** Data provided **
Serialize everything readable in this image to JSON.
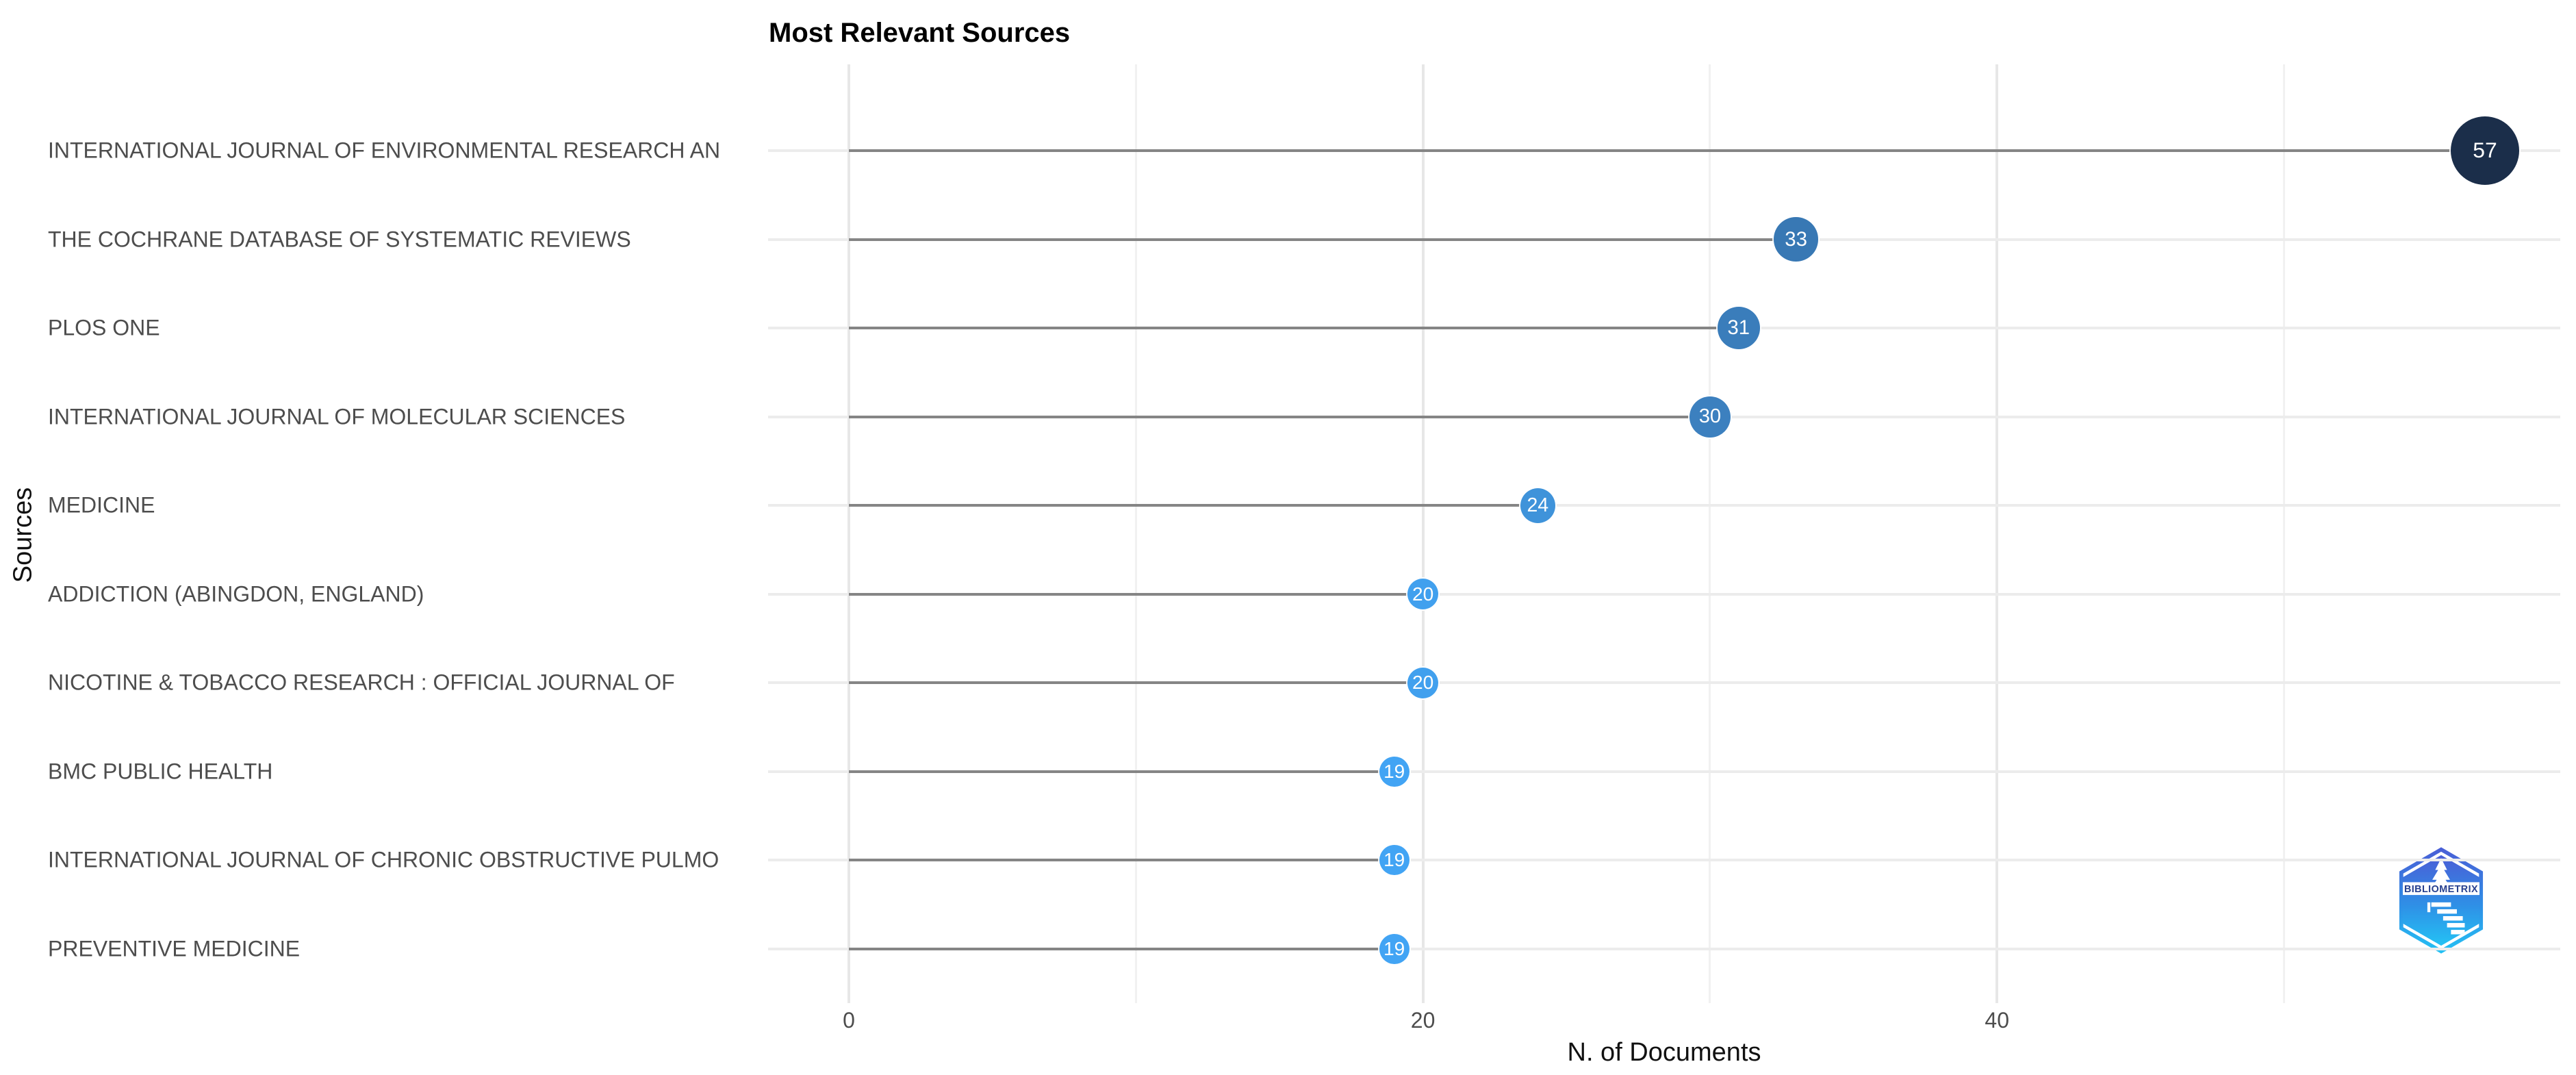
{
  "page": {
    "background": "#ffffff"
  },
  "chart_data": {
    "type": "bar",
    "variant": "horizontal-lollipop",
    "title": "Most Relevant Sources",
    "xlabel": "N. of Documents",
    "ylabel": "Sources",
    "categories": [
      "INTERNATIONAL JOURNAL OF ENVIRONMENTAL RESEARCH AN",
      "THE COCHRANE DATABASE OF SYSTEMATIC REVIEWS",
      "PLOS ONE",
      "INTERNATIONAL JOURNAL OF MOLECULAR SCIENCES",
      "MEDICINE",
      "ADDICTION (ABINGDON, ENGLAND)",
      "NICOTINE & TOBACCO RESEARCH : OFFICIAL JOURNAL OF",
      "BMC PUBLIC HEALTH",
      "INTERNATIONAL JOURNAL OF CHRONIC OBSTRUCTIVE PULMO",
      "PREVENTIVE MEDICINE"
    ],
    "values": [
      57,
      33,
      31,
      30,
      24,
      20,
      20,
      19,
      19,
      19
    ],
    "point_colors": [
      "#1b2e4a",
      "#3878b4",
      "#3a7dbb",
      "#3c80bf",
      "#3f93da",
      "#41a0ee",
      "#41a0ee",
      "#42a4f4",
      "#42a4f4",
      "#42a4f4"
    ],
    "xlim": [
      -2.8,
      59.8
    ],
    "x_ticks": [
      0,
      20,
      40
    ],
    "x_tick_labels": [
      "0",
      "20",
      "40"
    ],
    "x_minor_ticks": [
      10,
      30,
      50
    ],
    "grid": "on",
    "legend": "none"
  },
  "style_colors": {
    "grid_major": "#e7e7e7",
    "grid_minor": "#f1f1f1",
    "row_line": "#ececec",
    "stem": "#858585",
    "axis_text": "#4d4d4d",
    "point_label_text": "#ffffff"
  },
  "logo": {
    "label": "BIBLIOMETRIX"
  }
}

** Task **
The answer is a single number, the count of lines in the records that contain the string "JOURNAL".

** The solution **
4